Written task. What number of lines in the material contain the word "content"? Give that number alone.
##### Exercise data #####
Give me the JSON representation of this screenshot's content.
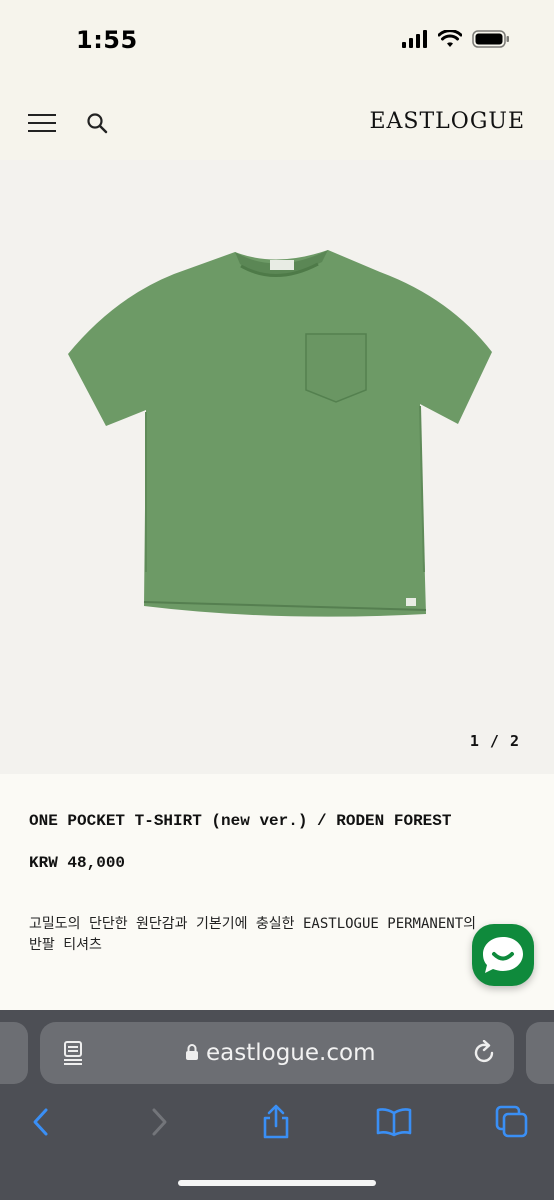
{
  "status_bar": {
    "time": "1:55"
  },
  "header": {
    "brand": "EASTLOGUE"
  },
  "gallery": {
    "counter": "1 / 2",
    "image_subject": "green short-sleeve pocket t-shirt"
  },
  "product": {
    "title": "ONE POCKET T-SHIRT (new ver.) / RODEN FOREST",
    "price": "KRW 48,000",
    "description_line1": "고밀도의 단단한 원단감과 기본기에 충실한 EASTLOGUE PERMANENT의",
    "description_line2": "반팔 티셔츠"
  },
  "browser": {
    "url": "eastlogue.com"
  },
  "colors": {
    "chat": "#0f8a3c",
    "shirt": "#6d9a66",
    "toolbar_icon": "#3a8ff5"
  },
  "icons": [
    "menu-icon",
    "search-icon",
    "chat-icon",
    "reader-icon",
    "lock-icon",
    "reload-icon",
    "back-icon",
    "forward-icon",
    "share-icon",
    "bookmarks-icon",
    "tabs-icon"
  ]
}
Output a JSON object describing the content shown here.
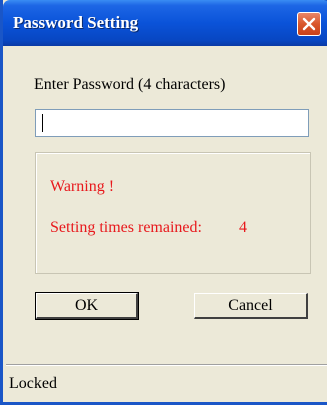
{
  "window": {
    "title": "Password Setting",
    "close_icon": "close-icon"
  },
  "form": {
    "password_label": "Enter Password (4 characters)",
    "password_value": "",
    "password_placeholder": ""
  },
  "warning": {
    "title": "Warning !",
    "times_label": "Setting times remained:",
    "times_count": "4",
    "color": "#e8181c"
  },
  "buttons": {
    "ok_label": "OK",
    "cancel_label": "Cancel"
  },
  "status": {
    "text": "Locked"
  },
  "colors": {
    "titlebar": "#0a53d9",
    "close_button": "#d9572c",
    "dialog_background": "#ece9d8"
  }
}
#####
Solution. 2